■ Problem description
Pick out the lines in the listing below that contain the word "Revenue" and copy them.
━━━━━━━━━━━━━━━━━━━━━━━━━━━━━━
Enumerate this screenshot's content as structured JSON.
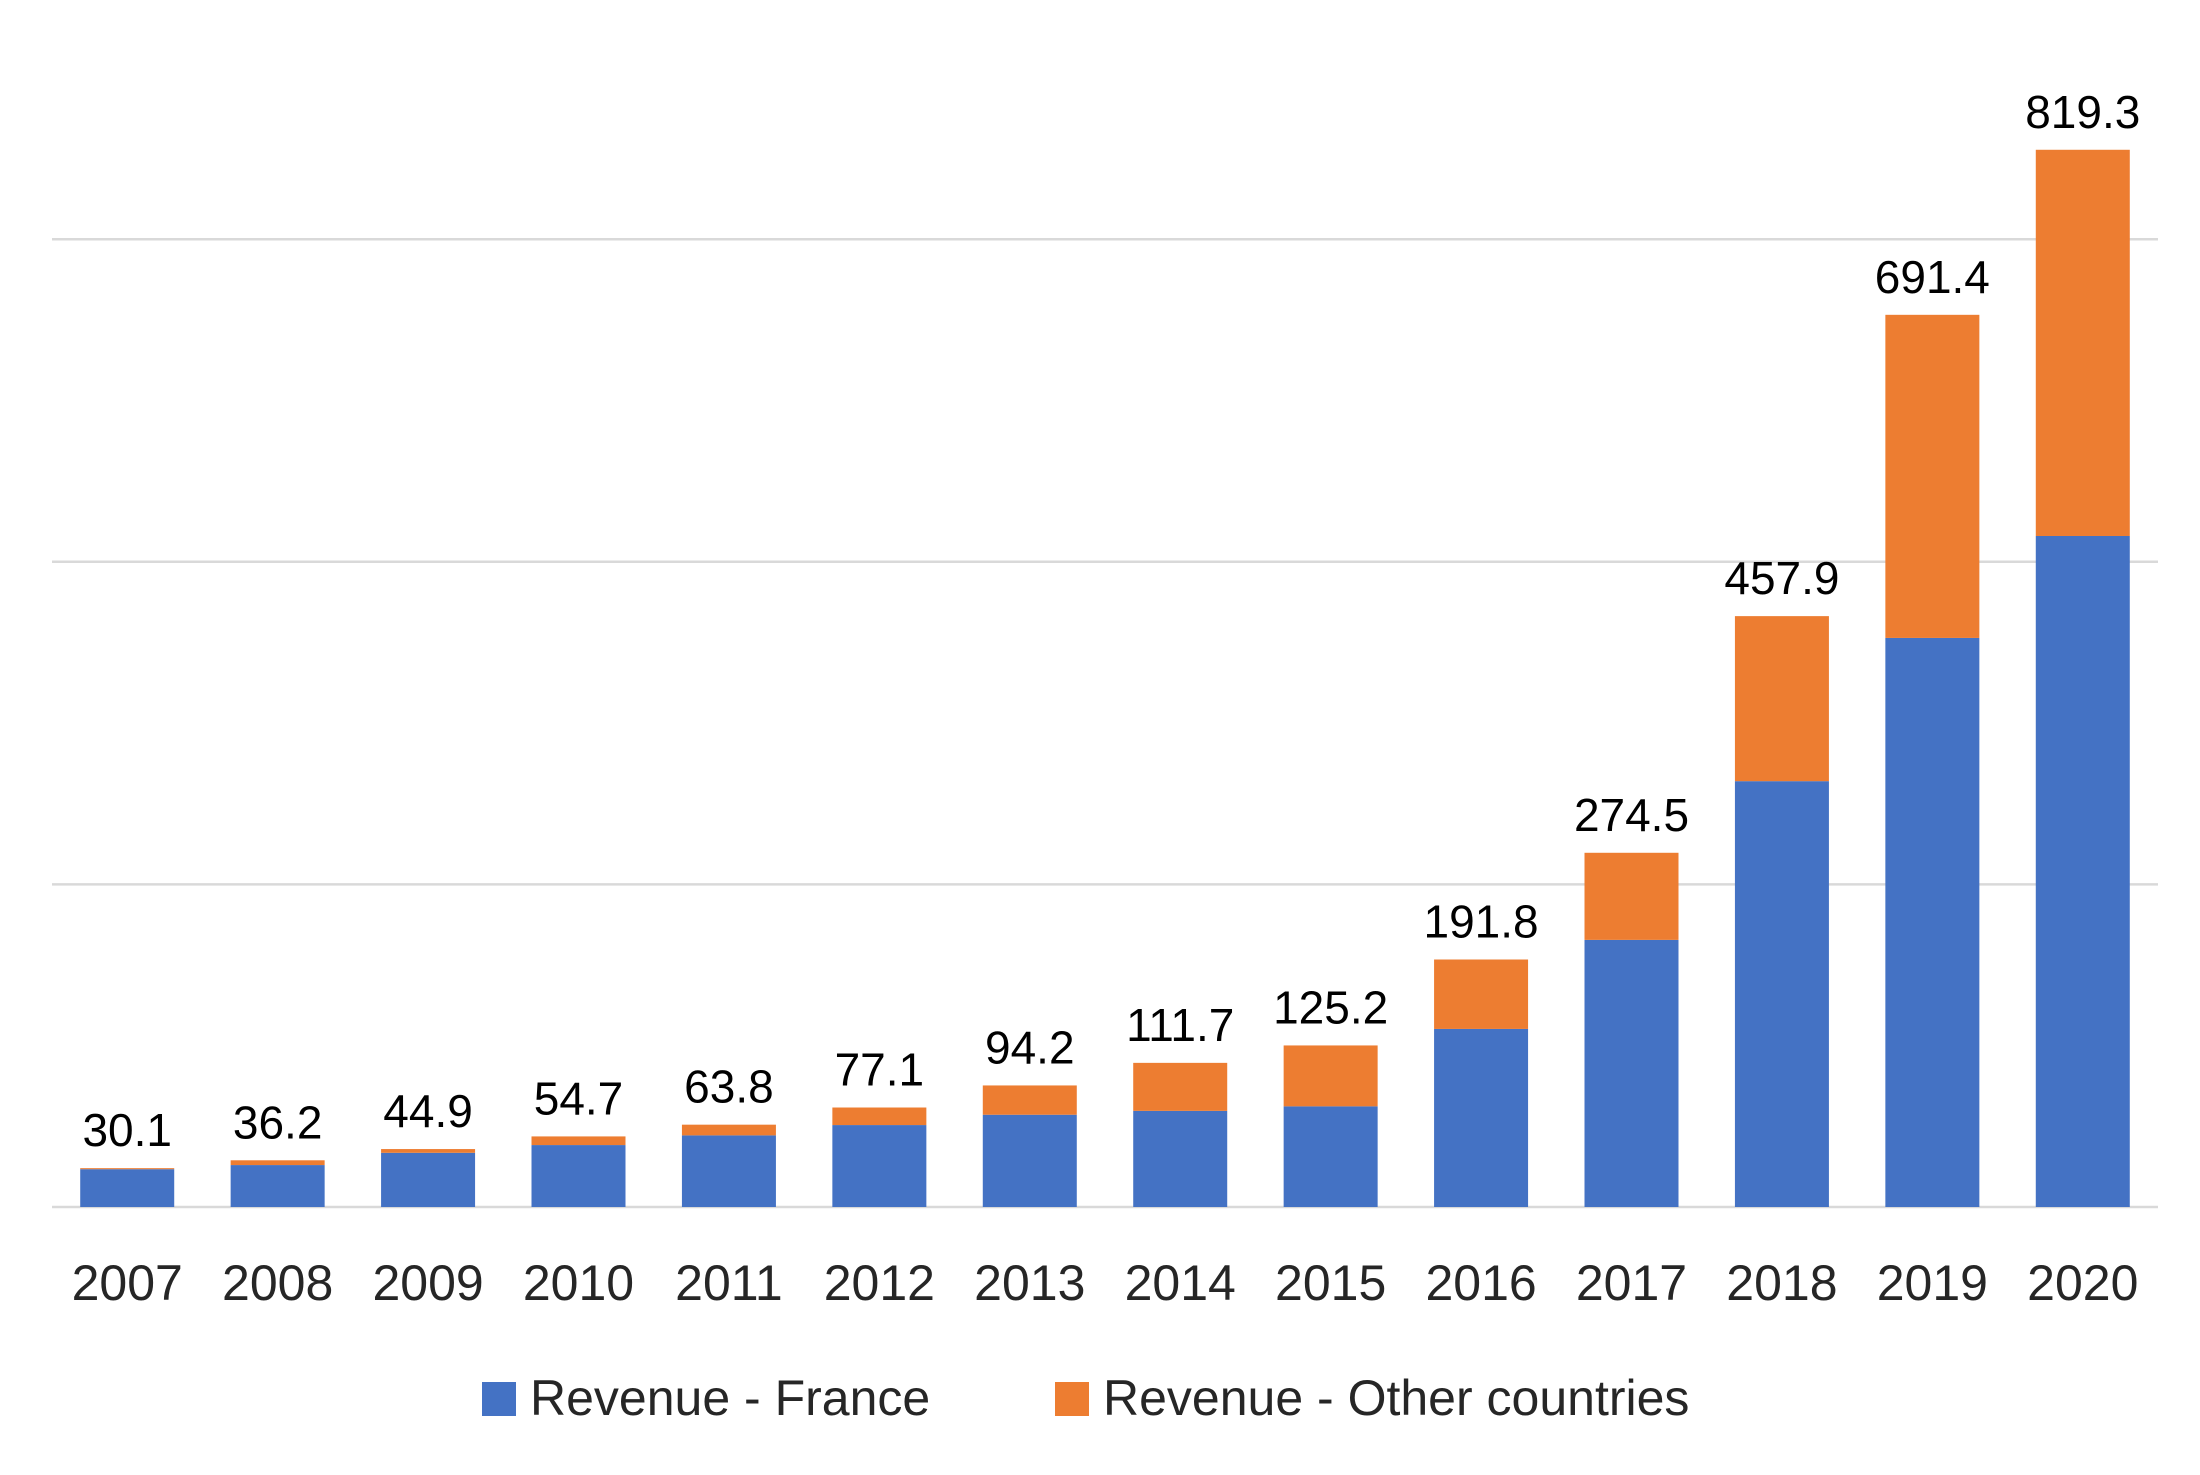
{
  "chart_data": {
    "type": "bar",
    "stacked": true,
    "categories": [
      "2007",
      "2008",
      "2009",
      "2010",
      "2011",
      "2012",
      "2013",
      "2014",
      "2015",
      "2016",
      "2017",
      "2018",
      "2019",
      "2020"
    ],
    "series": [
      {
        "name": "Revenue - France",
        "color": "#4472C4",
        "values": [
          29.3,
          32.5,
          42.0,
          48.0,
          55.5,
          63.5,
          71.5,
          74.5,
          78.0,
          138.0,
          207.0,
          330.0,
          441.0,
          520.0
        ]
      },
      {
        "name": "Revenue - Other countries",
        "color": "#ED7D31",
        "values": [
          0.8,
          3.7,
          2.9,
          6.7,
          8.3,
          13.6,
          22.7,
          37.2,
          47.2,
          53.8,
          67.5,
          127.9,
          250.4,
          299.3
        ]
      }
    ],
    "totals": [
      "30.1",
      "36.2",
      "44.9",
      "54.7",
      "63.8",
      "77.1",
      "94.2",
      "111.7",
      "125.2",
      "191.8",
      "274.5",
      "457.9",
      "691.4",
      "819.3"
    ],
    "ylim": [
      0,
      900
    ],
    "gridlines": [
      0,
      250,
      500,
      750
    ],
    "grid": true,
    "legend_position": "bottom"
  }
}
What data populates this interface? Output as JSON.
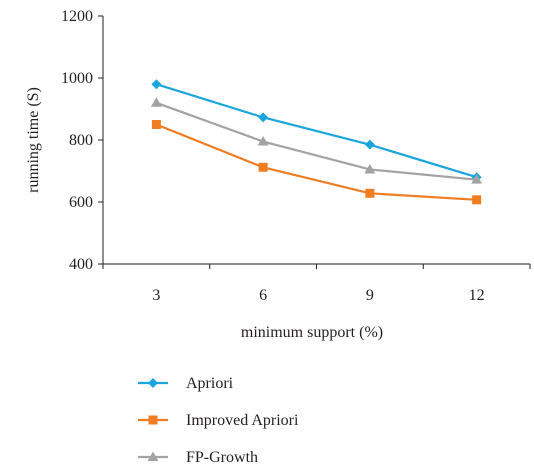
{
  "chart_data": {
    "type": "line",
    "title": "",
    "xlabel": "minimum support (%)",
    "ylabel": "running time (S)",
    "categories": [
      "3",
      "6",
      "9",
      "12"
    ],
    "ylim": [
      400,
      1200
    ],
    "yticks": [
      400,
      600,
      800,
      1000,
      1200
    ],
    "grid": false,
    "legend_position": "bottom",
    "series": [
      {
        "name": "Apriori",
        "color": "#1aa6dc",
        "marker": "diamond",
        "values": [
          980,
          873,
          785,
          680
        ]
      },
      {
        "name": "Improved Apriori",
        "color": "#f07d22",
        "marker": "square",
        "values": [
          850,
          712,
          628,
          607
        ]
      },
      {
        "name": "FP-Growth",
        "color": "#a3a3a3",
        "marker": "triangle",
        "values": [
          920,
          795,
          705,
          672
        ]
      }
    ]
  }
}
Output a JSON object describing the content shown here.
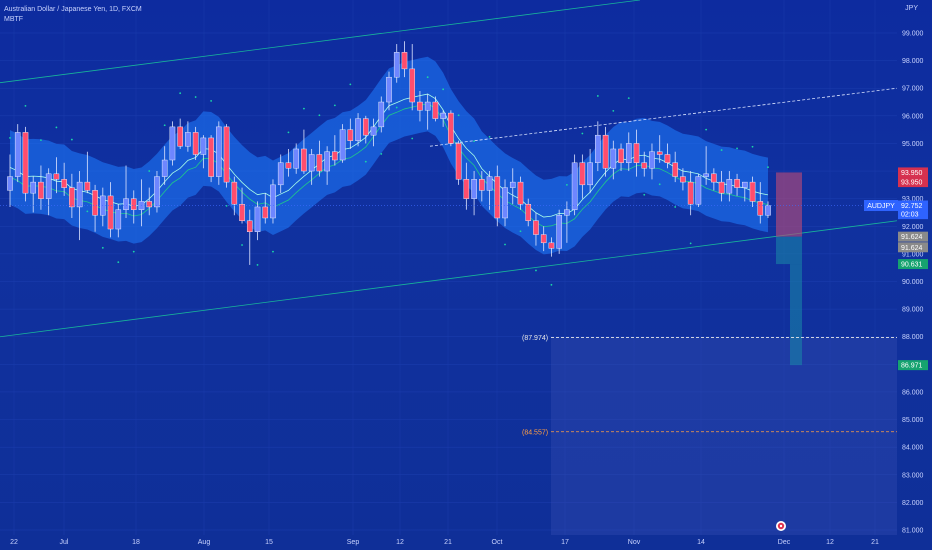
{
  "header": {
    "title": "Australian Dollar / Japanese Yen, 1D, FXCM",
    "indicator": "MBTF",
    "currency": "JPY"
  },
  "colors": {
    "background": "#0f2d9a",
    "bullish": "#6e86ff",
    "bearish": "#ff4d6d",
    "band": "#1e7bff",
    "channel": "#18b49a",
    "sar": "#1ad5a8"
  },
  "chart_data": {
    "type": "candlestick",
    "y_ticks": [
      "99.000",
      "98.000",
      "97.000",
      "96.000",
      "95.000",
      "94.000",
      "93.000",
      "92.000",
      "91.000",
      "90.000",
      "89.000",
      "88.000",
      "87.000",
      "86.000",
      "85.000",
      "84.000",
      "83.000",
      "82.000",
      "81.000"
    ],
    "x_ticks": [
      "22",
      "Jul",
      "18",
      "Aug",
      "15",
      "Sep",
      "12",
      "21",
      "Oct",
      "17",
      "Nov",
      "14",
      "Dec",
      "12",
      "21"
    ],
    "ylim": [
      80.6,
      99.35
    ],
    "price_flags": [
      {
        "label": "93.950",
        "value": 93.95,
        "color": "#d6314f"
      },
      {
        "label": "93.950",
        "value": 93.6,
        "color": "#d6314f"
      },
      {
        "label": "AUDJPY",
        "value": 92.752,
        "color": "#2e63ff",
        "is_symbol": true
      },
      {
        "label": "92.752",
        "value": 92.752,
        "color": "#2e63ff"
      },
      {
        "label": "02:03",
        "value": 92.44,
        "color": "#2e63ff"
      },
      {
        "label": "91.624",
        "value": 91.624,
        "color": "#8a8a8a"
      },
      {
        "label": "91.624",
        "value": 91.24,
        "color": "#8a8a8a"
      },
      {
        "label": "90.631",
        "value": 90.631,
        "color": "#16a36f"
      },
      {
        "label": "86.971",
        "value": 86.971,
        "color": "#16a36f"
      }
    ],
    "levels": [
      {
        "label": "(87.974)",
        "value": 87.974,
        "color": "#e8e8e8"
      },
      {
        "label": "(84.557)",
        "value": 84.557,
        "color": "#ff9f43"
      }
    ],
    "last_close": 92.752,
    "candles": [
      [
        93.3,
        94.6,
        92.7,
        93.8
      ],
      [
        93.8,
        95.7,
        93.6,
        95.4
      ],
      [
        95.4,
        95.6,
        92.9,
        93.2
      ],
      [
        93.2,
        93.8,
        92.5,
        93.6
      ],
      [
        93.6,
        94.2,
        92.6,
        93.0
      ],
      [
        93.0,
        94.1,
        92.4,
        93.9
      ],
      [
        93.9,
        94.5,
        93.2,
        93.7
      ],
      [
        93.7,
        94.3,
        93.1,
        93.4
      ],
      [
        93.4,
        93.9,
        92.3,
        92.7
      ],
      [
        92.7,
        94.0,
        91.5,
        93.6
      ],
      [
        93.6,
        94.7,
        93.2,
        93.3
      ],
      [
        93.3,
        93.5,
        91.8,
        92.4
      ],
      [
        92.4,
        93.4,
        92.0,
        93.1
      ],
      [
        93.1,
        93.6,
        91.6,
        91.9
      ],
      [
        91.9,
        92.8,
        91.6,
        92.6
      ],
      [
        92.6,
        94.2,
        92.3,
        93.0
      ],
      [
        93.0,
        93.3,
        92.1,
        92.6
      ],
      [
        92.6,
        93.7,
        92.0,
        92.9
      ],
      [
        92.9,
        93.4,
        92.4,
        92.7
      ],
      [
        92.7,
        94.0,
        92.5,
        93.8
      ],
      [
        93.8,
        94.9,
        93.5,
        94.4
      ],
      [
        94.4,
        95.8,
        94.2,
        95.6
      ],
      [
        95.6,
        95.9,
        94.8,
        94.9
      ],
      [
        94.9,
        95.8,
        94.7,
        95.4
      ],
      [
        95.4,
        95.6,
        94.4,
        94.6
      ],
      [
        94.6,
        95.3,
        94.1,
        95.2
      ],
      [
        95.2,
        95.3,
        93.6,
        93.8
      ],
      [
        93.8,
        95.8,
        93.5,
        95.6
      ],
      [
        95.6,
        95.7,
        93.4,
        93.6
      ],
      [
        93.6,
        93.8,
        92.4,
        92.8
      ],
      [
        92.8,
        93.4,
        92.1,
        92.2
      ],
      [
        92.2,
        92.6,
        90.6,
        91.8
      ],
      [
        91.8,
        92.9,
        91.5,
        92.7
      ],
      [
        92.7,
        93.2,
        92.1,
        92.3
      ],
      [
        92.3,
        93.7,
        92.1,
        93.5
      ],
      [
        93.5,
        94.6,
        93.2,
        94.3
      ],
      [
        94.3,
        94.8,
        93.8,
        94.1
      ],
      [
        94.1,
        95.0,
        93.9,
        94.8
      ],
      [
        94.8,
        95.5,
        93.9,
        94.0
      ],
      [
        94.0,
        94.8,
        93.5,
        94.6
      ],
      [
        94.6,
        95.1,
        93.8,
        94.0
      ],
      [
        94.0,
        94.9,
        93.5,
        94.7
      ],
      [
        94.7,
        95.3,
        94.2,
        94.4
      ],
      [
        94.4,
        95.7,
        94.3,
        95.5
      ],
      [
        95.5,
        95.9,
        94.8,
        95.1
      ],
      [
        95.1,
        96.1,
        94.9,
        95.9
      ],
      [
        95.9,
        96.0,
        95.0,
        95.3
      ],
      [
        95.3,
        95.9,
        94.9,
        95.6
      ],
      [
        95.6,
        96.7,
        95.4,
        96.5
      ],
      [
        96.5,
        97.6,
        96.2,
        97.4
      ],
      [
        97.4,
        98.6,
        97.2,
        98.3
      ],
      [
        98.3,
        98.7,
        97.4,
        97.7
      ],
      [
        97.7,
        98.6,
        96.2,
        96.5
      ],
      [
        96.5,
        96.9,
        95.8,
        96.2
      ],
      [
        96.2,
        96.8,
        95.5,
        96.5
      ],
      [
        96.5,
        96.7,
        95.8,
        95.9
      ],
      [
        95.9,
        96.2,
        95.6,
        96.1
      ],
      [
        96.1,
        96.2,
        94.9,
        95.0
      ],
      [
        95.0,
        95.1,
        93.5,
        93.7
      ],
      [
        93.7,
        94.3,
        92.6,
        93.0
      ],
      [
        93.0,
        94.0,
        92.4,
        93.7
      ],
      [
        93.7,
        94.0,
        92.9,
        93.3
      ],
      [
        93.3,
        94.0,
        92.6,
        93.8
      ],
      [
        93.8,
        94.2,
        92.0,
        92.3
      ],
      [
        92.3,
        93.7,
        92.0,
        93.4
      ],
      [
        93.4,
        94.1,
        92.8,
        93.6
      ],
      [
        93.6,
        93.8,
        92.6,
        92.8
      ],
      [
        92.8,
        93.0,
        92.0,
        92.2
      ],
      [
        92.2,
        92.5,
        91.3,
        91.7
      ],
      [
        91.7,
        92.0,
        91.1,
        91.4
      ],
      [
        91.4,
        91.6,
        90.9,
        91.2
      ],
      [
        91.2,
        92.6,
        91.0,
        92.4
      ],
      [
        92.4,
        92.9,
        91.4,
        92.6
      ],
      [
        92.6,
        94.6,
        92.4,
        94.3
      ],
      [
        94.3,
        94.6,
        93.0,
        93.5
      ],
      [
        93.5,
        94.8,
        93.2,
        94.3
      ],
      [
        94.3,
        95.8,
        94.0,
        95.3
      ],
      [
        95.3,
        95.6,
        93.8,
        94.1
      ],
      [
        94.1,
        95.1,
        93.7,
        94.8
      ],
      [
        94.8,
        95.0,
        94.0,
        94.3
      ],
      [
        94.3,
        95.4,
        94.0,
        95.0
      ],
      [
        95.0,
        95.5,
        93.8,
        94.3
      ],
      [
        94.3,
        94.7,
        93.8,
        94.1
      ],
      [
        94.1,
        95.0,
        93.7,
        94.7
      ],
      [
        94.7,
        95.3,
        94.3,
        94.6
      ],
      [
        94.6,
        95.0,
        94.1,
        94.3
      ],
      [
        94.3,
        94.7,
        93.6,
        93.8
      ],
      [
        93.8,
        94.1,
        93.3,
        93.6
      ],
      [
        93.6,
        94.0,
        92.4,
        92.8
      ],
      [
        92.8,
        93.9,
        92.7,
        93.8
      ],
      [
        93.8,
        94.9,
        93.5,
        93.9
      ],
      [
        93.9,
        94.1,
        93.3,
        93.6
      ],
      [
        93.6,
        94.0,
        92.9,
        93.2
      ],
      [
        93.2,
        94.0,
        92.9,
        93.7
      ],
      [
        93.7,
        93.9,
        93.1,
        93.4
      ],
      [
        93.4,
        93.6,
        92.9,
        93.6
      ],
      [
        93.6,
        93.8,
        92.7,
        92.9
      ],
      [
        92.9,
        93.6,
        92.1,
        92.4
      ],
      [
        92.4,
        92.9,
        92.3,
        92.75
      ]
    ]
  }
}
━━━━━━━━━━━━━━━━━━━━━━━━━━━━━━
■ Solution for this exercise
        "name": "Revenue - France",
        "name": "Revenue - Other countries",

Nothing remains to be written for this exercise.